EXERCISE DIRECTIONS: Rewrite the lines below, swapping every "phase-marker" for "phase-dot" and keeping everything else the same. Leave out the pictures.

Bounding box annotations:
----

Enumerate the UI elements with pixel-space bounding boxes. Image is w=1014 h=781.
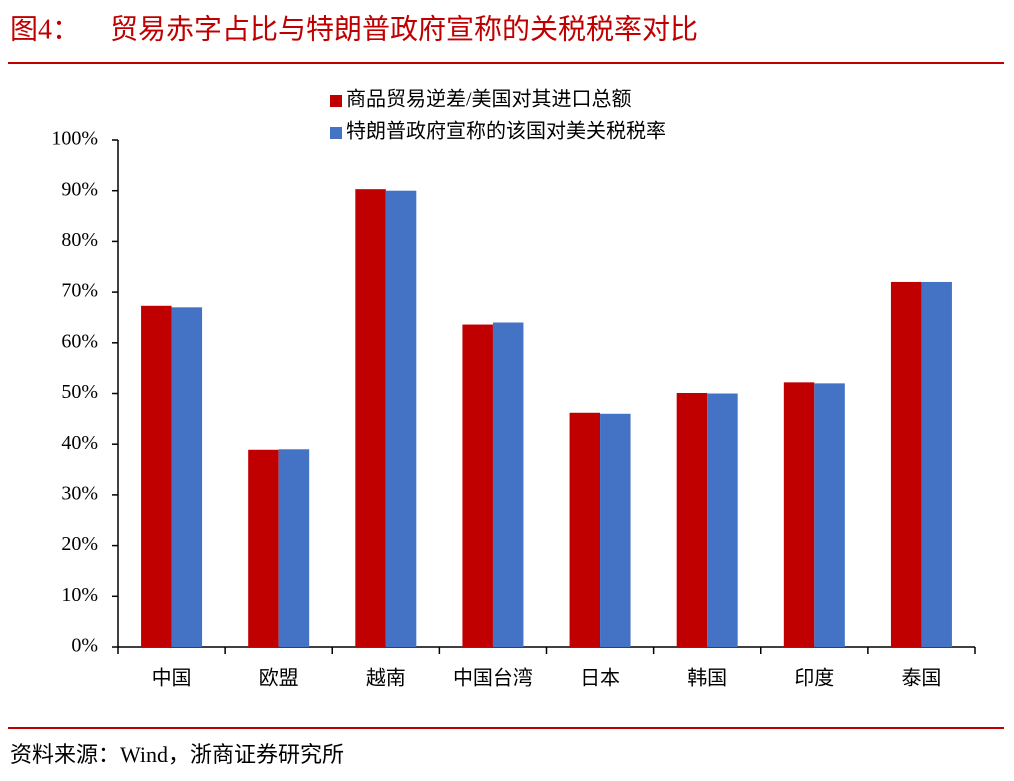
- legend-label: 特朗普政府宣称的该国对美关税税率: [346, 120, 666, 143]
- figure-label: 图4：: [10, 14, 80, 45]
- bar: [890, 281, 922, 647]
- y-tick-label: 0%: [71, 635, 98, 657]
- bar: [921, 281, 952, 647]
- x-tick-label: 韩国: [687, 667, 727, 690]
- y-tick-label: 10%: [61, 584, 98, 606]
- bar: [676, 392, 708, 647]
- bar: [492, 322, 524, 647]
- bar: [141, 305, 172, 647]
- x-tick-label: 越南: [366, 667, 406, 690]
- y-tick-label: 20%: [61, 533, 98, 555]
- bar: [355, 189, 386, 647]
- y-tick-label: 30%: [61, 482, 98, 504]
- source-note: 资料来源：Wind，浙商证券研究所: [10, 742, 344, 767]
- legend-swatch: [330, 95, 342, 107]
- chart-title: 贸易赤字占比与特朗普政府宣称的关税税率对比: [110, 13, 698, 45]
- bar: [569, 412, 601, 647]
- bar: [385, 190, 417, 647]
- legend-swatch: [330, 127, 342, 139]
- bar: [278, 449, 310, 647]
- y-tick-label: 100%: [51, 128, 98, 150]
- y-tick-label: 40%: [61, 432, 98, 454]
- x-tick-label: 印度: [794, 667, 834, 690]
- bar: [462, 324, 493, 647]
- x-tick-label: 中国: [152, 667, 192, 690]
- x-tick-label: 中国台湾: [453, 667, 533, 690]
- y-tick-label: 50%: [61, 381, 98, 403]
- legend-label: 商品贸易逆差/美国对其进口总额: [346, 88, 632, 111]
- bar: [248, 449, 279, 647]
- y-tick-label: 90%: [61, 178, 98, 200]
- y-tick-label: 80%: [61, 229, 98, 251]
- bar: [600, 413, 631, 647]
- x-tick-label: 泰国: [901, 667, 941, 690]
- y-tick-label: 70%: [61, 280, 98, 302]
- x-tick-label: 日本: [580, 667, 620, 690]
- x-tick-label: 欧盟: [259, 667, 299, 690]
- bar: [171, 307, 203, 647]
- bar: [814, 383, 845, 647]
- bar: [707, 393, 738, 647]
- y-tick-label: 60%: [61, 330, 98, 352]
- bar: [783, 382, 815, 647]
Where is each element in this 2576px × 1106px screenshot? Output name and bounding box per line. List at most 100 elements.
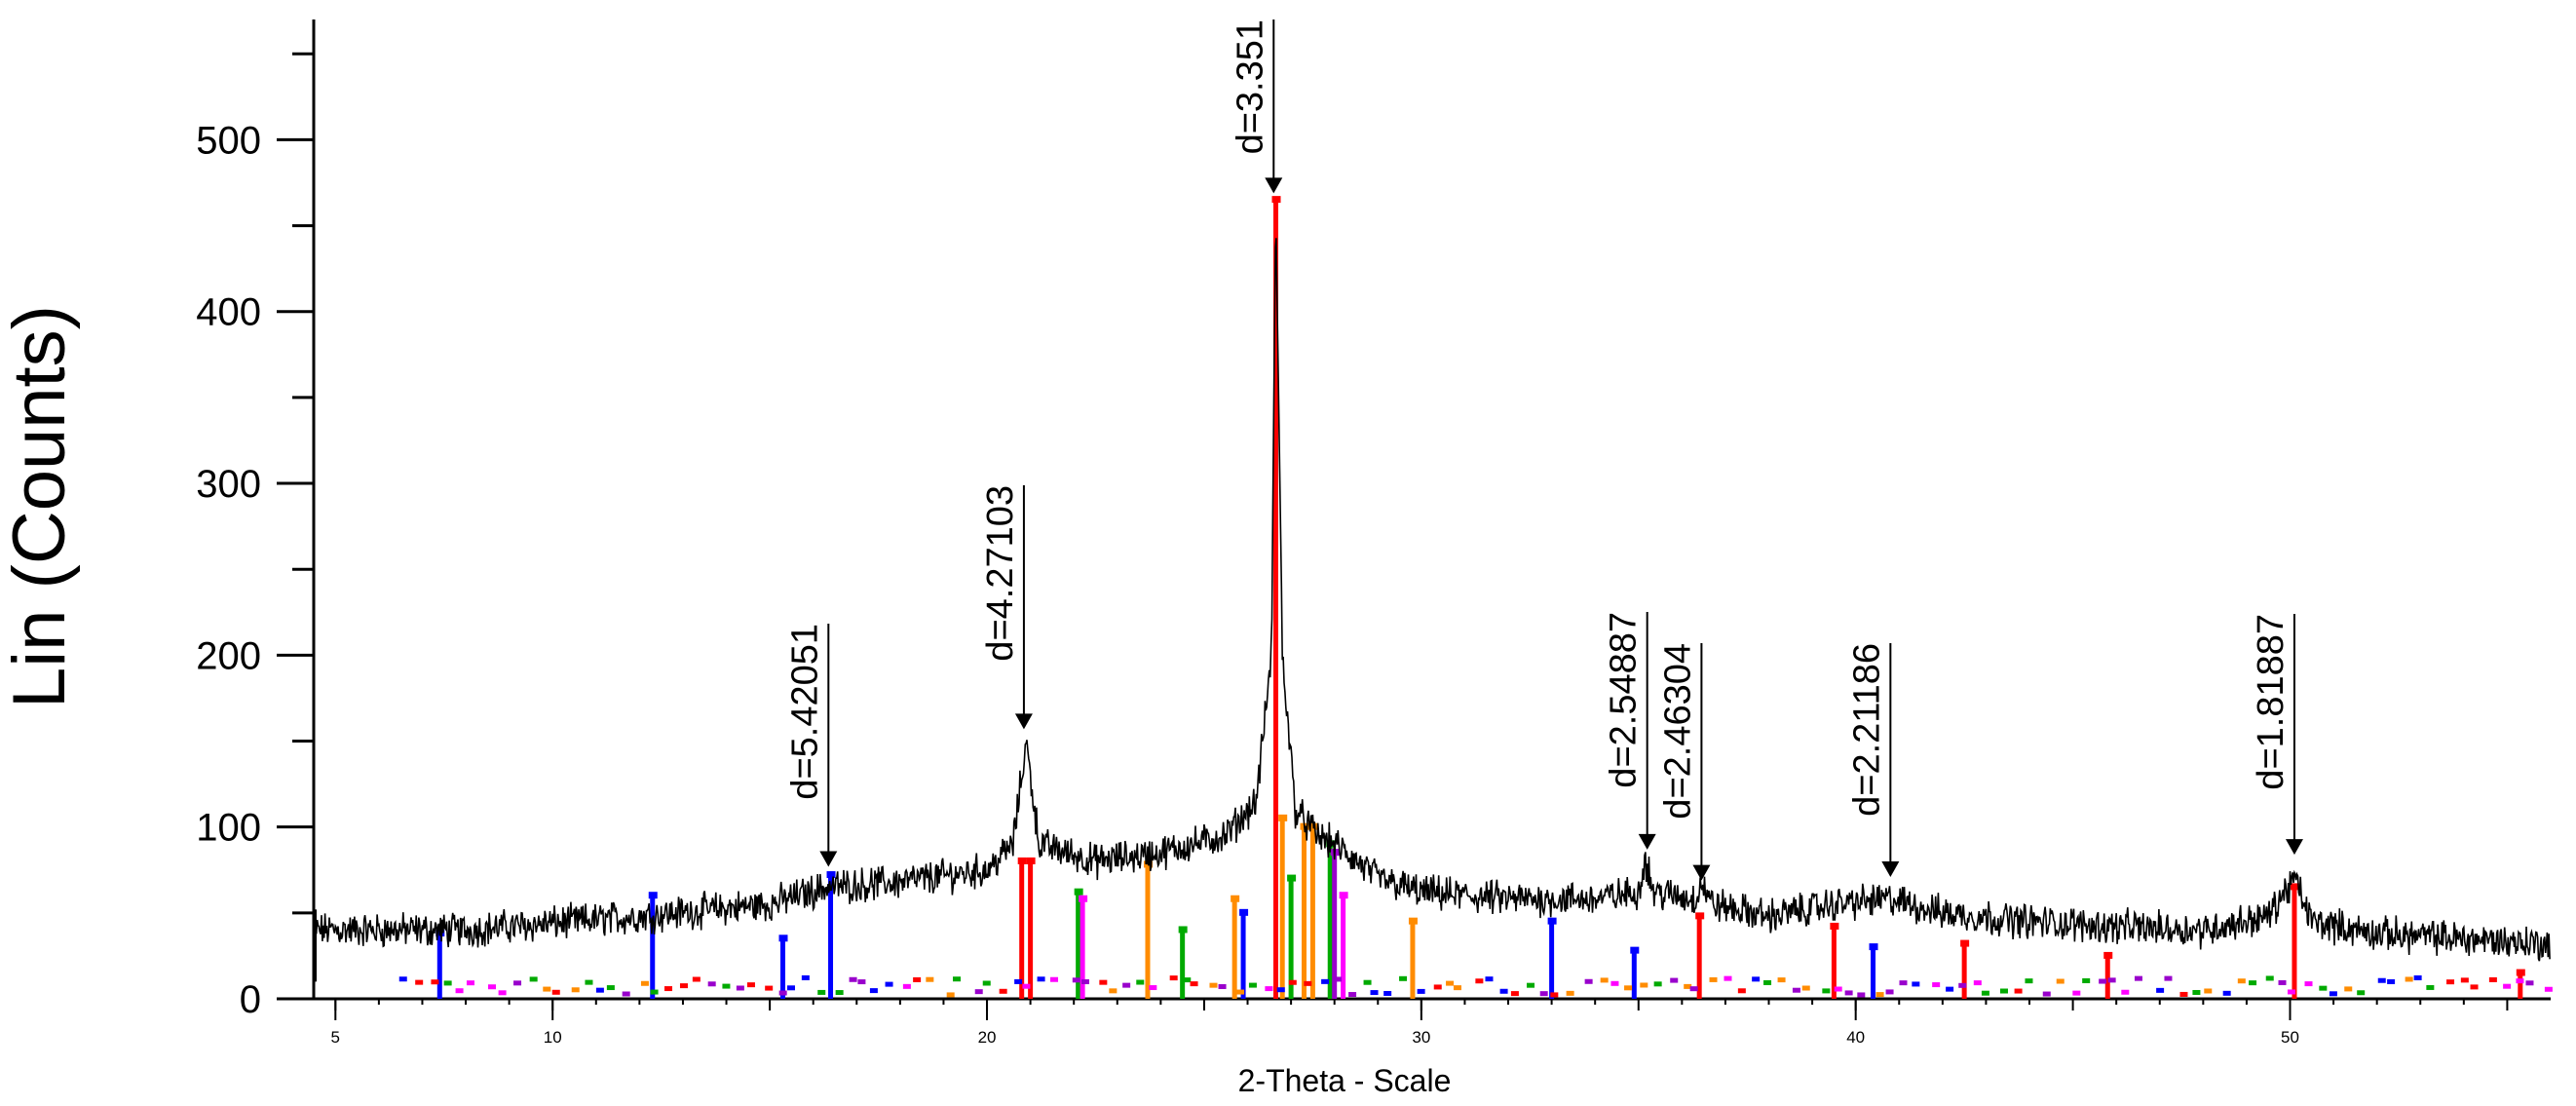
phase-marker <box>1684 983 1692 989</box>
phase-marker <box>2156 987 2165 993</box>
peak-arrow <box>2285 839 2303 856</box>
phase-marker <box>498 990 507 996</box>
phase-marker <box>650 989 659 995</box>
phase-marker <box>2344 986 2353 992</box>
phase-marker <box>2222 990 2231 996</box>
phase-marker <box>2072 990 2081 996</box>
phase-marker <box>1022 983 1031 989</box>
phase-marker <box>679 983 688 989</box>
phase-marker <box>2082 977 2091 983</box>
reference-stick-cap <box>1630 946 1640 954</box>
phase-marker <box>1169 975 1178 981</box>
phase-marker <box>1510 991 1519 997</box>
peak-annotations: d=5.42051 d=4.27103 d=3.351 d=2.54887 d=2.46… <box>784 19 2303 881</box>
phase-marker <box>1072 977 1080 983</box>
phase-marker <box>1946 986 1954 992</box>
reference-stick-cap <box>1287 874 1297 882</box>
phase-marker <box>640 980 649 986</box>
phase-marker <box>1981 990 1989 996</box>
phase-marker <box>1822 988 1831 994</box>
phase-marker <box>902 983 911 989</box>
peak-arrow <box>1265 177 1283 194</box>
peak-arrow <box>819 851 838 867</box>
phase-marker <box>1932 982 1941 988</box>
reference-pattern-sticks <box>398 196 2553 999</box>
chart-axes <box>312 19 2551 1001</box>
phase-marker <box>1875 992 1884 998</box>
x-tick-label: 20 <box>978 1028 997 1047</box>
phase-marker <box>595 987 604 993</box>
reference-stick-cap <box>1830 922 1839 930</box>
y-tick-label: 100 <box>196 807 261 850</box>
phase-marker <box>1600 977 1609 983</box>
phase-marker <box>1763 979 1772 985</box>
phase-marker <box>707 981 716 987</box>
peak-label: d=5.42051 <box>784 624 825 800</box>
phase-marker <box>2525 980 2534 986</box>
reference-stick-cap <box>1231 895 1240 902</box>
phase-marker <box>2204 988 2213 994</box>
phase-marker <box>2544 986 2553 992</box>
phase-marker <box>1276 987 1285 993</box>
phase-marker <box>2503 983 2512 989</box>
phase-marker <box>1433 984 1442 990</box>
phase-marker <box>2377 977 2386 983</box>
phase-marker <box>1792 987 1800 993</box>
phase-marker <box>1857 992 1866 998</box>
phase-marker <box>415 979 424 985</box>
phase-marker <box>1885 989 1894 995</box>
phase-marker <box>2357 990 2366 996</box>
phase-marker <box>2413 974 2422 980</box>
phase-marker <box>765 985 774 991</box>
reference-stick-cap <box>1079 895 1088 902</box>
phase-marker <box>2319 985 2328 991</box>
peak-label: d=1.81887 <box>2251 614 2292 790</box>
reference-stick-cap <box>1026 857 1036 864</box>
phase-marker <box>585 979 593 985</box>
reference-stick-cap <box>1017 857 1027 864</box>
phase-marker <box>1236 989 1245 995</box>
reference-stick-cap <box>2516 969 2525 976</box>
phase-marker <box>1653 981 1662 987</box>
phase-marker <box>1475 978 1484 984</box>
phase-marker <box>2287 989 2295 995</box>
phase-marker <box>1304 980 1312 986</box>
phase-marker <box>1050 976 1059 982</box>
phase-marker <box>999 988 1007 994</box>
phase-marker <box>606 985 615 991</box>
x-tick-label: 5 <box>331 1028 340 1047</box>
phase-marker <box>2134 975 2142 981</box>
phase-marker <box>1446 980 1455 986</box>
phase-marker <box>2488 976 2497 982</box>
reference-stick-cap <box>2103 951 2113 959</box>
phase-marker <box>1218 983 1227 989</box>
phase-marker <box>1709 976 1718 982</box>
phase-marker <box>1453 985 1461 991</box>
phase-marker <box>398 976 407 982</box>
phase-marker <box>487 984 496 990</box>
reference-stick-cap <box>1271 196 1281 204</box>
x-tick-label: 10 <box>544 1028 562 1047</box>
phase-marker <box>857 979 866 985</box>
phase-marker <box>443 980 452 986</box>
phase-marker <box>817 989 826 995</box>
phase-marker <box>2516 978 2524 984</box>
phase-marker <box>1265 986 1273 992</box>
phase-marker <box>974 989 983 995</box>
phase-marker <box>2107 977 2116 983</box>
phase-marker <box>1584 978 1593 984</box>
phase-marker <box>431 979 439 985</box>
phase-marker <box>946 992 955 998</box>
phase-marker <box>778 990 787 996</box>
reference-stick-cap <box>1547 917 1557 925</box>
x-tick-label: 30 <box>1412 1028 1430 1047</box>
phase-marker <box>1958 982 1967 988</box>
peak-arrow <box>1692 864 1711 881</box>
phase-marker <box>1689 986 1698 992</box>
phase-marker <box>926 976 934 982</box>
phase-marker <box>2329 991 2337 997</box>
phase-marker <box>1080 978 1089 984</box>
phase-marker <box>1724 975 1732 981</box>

----

SOLUTION:
Enumerate the UI elements with pixel-space bounding boxes. Image is w=1014 h=781.
- legend-label: 特朗普政府宣称的该国对美关税税率: [346, 120, 666, 143]
- figure-label: 图4：: [10, 14, 80, 45]
- bar: [890, 281, 922, 647]
- y-tick-label: 0%: [71, 635, 98, 657]
- bar: [921, 281, 952, 647]
- x-tick-label: 韩国: [687, 667, 727, 690]
- y-tick-label: 10%: [61, 584, 98, 606]
- bar: [676, 392, 708, 647]
- bar: [492, 322, 524, 647]
- bar: [141, 305, 172, 647]
- x-tick-label: 越南: [366, 667, 406, 690]
- y-tick-label: 20%: [61, 533, 98, 555]
- bar: [355, 189, 386, 647]
- y-tick-label: 30%: [61, 482, 98, 504]
- source-note: 资料来源：Wind，浙商证券研究所: [10, 742, 344, 767]
- legend-swatch: [330, 95, 342, 107]
- chart-title: 贸易赤字占比与特朗普政府宣称的关税税率对比: [110, 13, 698, 45]
- bar: [569, 412, 601, 647]
- bar: [385, 190, 417, 647]
- legend-swatch: [330, 127, 342, 139]
- bar: [278, 449, 310, 647]
- y-tick-label: 100%: [51, 128, 98, 150]
- y-tick-label: 40%: [61, 432, 98, 454]
- x-tick-label: 印度: [794, 667, 834, 690]
- bar: [462, 324, 493, 647]
- x-tick-label: 中国: [152, 667, 192, 690]
- x-tick-label: 中国台湾: [453, 667, 533, 690]
- y-tick-label: 50%: [61, 381, 98, 403]
- legend-label: 商品贸易逆差/美国对其进口总额: [346, 88, 632, 111]
- bar: [248, 449, 279, 647]
- y-tick-label: 90%: [61, 178, 98, 200]
- y-tick-label: 80%: [61, 229, 98, 251]
- bar: [600, 413, 631, 647]
- x-tick-label: 泰国: [901, 667, 941, 690]
- y-tick-label: 70%: [61, 280, 98, 302]
- x-tick-label: 日本: [580, 667, 620, 690]
- x-tick-label: 欧盟: [259, 667, 299, 690]
- bar: [171, 307, 203, 647]
- bar: [814, 383, 845, 647]
- bar: [707, 393, 738, 647]
- y-tick-label: 60%: [61, 330, 98, 352]
- bar: [783, 382, 815, 647]
Where is each element in this 2576px × 1106px screenshot? Output name and bounding box per line. List at most 100 elements.
phase-dot <box>1684 983 1692 989</box>
phase-dot <box>2156 987 2165 993</box>
peak-arrow <box>2285 839 2303 856</box>
phase-dot <box>498 990 507 996</box>
phase-dot <box>650 989 659 995</box>
phase-dot <box>2344 986 2353 992</box>
phase-dot <box>2222 990 2231 996</box>
phase-dot <box>2072 990 2081 996</box>
phase-dot <box>1022 983 1031 989</box>
phase-dot <box>679 983 688 989</box>
phase-dot <box>2082 977 2091 983</box>
reference-stick-cap <box>1630 946 1640 954</box>
phase-dot <box>1169 975 1178 981</box>
phase-dot <box>1510 991 1519 997</box>
peak-annotations: d=5.42051 d=4.27103 d=3.351 d=2.54887 d=2.46… <box>784 19 2303 881</box>
phase-dot <box>1072 977 1080 983</box>
phase-dot <box>1946 986 1954 992</box>
reference-stick-cap <box>1287 874 1297 882</box>
phase-dot <box>640 980 649 986</box>
phase-dot <box>1981 990 1989 996</box>
phase-dot <box>1822 988 1831 994</box>
phase-dot <box>902 983 911 989</box>
peak-arrow <box>1265 177 1283 194</box>
peak-arrow <box>819 851 838 867</box>
phase-dot <box>1932 982 1941 988</box>
reference-pattern-sticks <box>398 196 2553 999</box>
chart-axes <box>312 19 2551 1001</box>
phase-dot <box>1875 992 1884 998</box>
x-tick-label: 20 <box>978 1028 997 1047</box>
phase-dot <box>595 987 604 993</box>
reference-stick-cap <box>1830 922 1839 930</box>
y-tick-label: 100 <box>196 807 261 850</box>
phase-dot <box>1600 977 1609 983</box>
phase-dot <box>1763 979 1772 985</box>
phase-dot <box>707 981 716 987</box>
peak-label: d=5.42051 <box>784 624 825 800</box>
phase-dot <box>2525 980 2534 986</box>
reference-stick-cap <box>1231 895 1240 902</box>
phase-dot <box>2204 988 2213 994</box>
phase-dot <box>2544 986 2553 992</box>
phase-dot <box>1276 987 1285 993</box>
phase-dot <box>2503 983 2512 989</box>
phase-dot <box>1433 984 1442 990</box>
phase-dot <box>2377 977 2386 983</box>
phase-dot <box>1792 987 1800 993</box>
phase-dot <box>1857 992 1866 998</box>
phase-dot <box>415 979 424 985</box>
phase-dot <box>1885 989 1894 995</box>
phase-dot <box>2357 990 2366 996</box>
phase-dot <box>2413 974 2422 980</box>
phase-dot <box>765 985 774 991</box>
reference-stick-cap <box>1079 895 1088 902</box>
phase-dot <box>2319 985 2328 991</box>
peak-label: d=1.81887 <box>2251 614 2292 790</box>
reference-stick-cap <box>1026 857 1036 864</box>
phase-dot <box>585 979 593 985</box>
reference-stick-cap <box>1017 857 1027 864</box>
phase-dot <box>1236 989 1245 995</box>
reference-stick-cap <box>2516 969 2525 976</box>
phase-dot <box>1653 981 1662 987</box>
phase-dot <box>1475 978 1484 984</box>
phase-dot <box>2287 989 2295 995</box>
phase-dot <box>1304 980 1312 986</box>
phase-dot <box>1050 976 1059 982</box>
phase-dot <box>999 988 1007 994</box>
phase-dot <box>606 985 615 991</box>
x-tick-label: 5 <box>331 1028 340 1047</box>
phase-dot <box>2134 975 2142 981</box>
phase-dot <box>1446 980 1455 986</box>
phase-dot <box>2488 976 2497 982</box>
reference-stick-cap <box>2103 951 2113 959</box>
phase-dot <box>1218 983 1227 989</box>
phase-dot <box>1709 976 1718 982</box>
phase-dot <box>1453 985 1461 991</box>
phase-dot <box>398 976 407 982</box>
phase-dot <box>487 984 496 990</box>
reference-stick-cap <box>1271 196 1281 204</box>
x-tick-label: 10 <box>544 1028 562 1047</box>
phase-dot <box>857 979 866 985</box>
phase-dot <box>443 980 452 986</box>
phase-dot <box>817 989 826 995</box>
phase-dot <box>2516 978 2524 984</box>
phase-dot <box>1265 986 1273 992</box>
phase-dot <box>974 989 983 995</box>
phase-dot <box>2107 977 2116 983</box>
phase-dot <box>1584 978 1593 984</box>
phase-dot <box>431 979 439 985</box>
phase-dot <box>946 992 955 998</box>
phase-dot <box>778 990 787 996</box>
reference-stick-cap <box>1547 917 1557 925</box>
x-tick-label: 30 <box>1412 1028 1430 1047</box>
phase-dot <box>1958 982 1967 988</box>
peak-arrow <box>1692 864 1711 881</box>
phase-dot <box>1689 986 1698 992</box>
phase-dot <box>926 976 934 982</box>
phase-dot <box>2329 991 2337 997</box>
phase-dot <box>1080 978 1089 984</box>
phase-dot <box>1724 975 1732 981</box>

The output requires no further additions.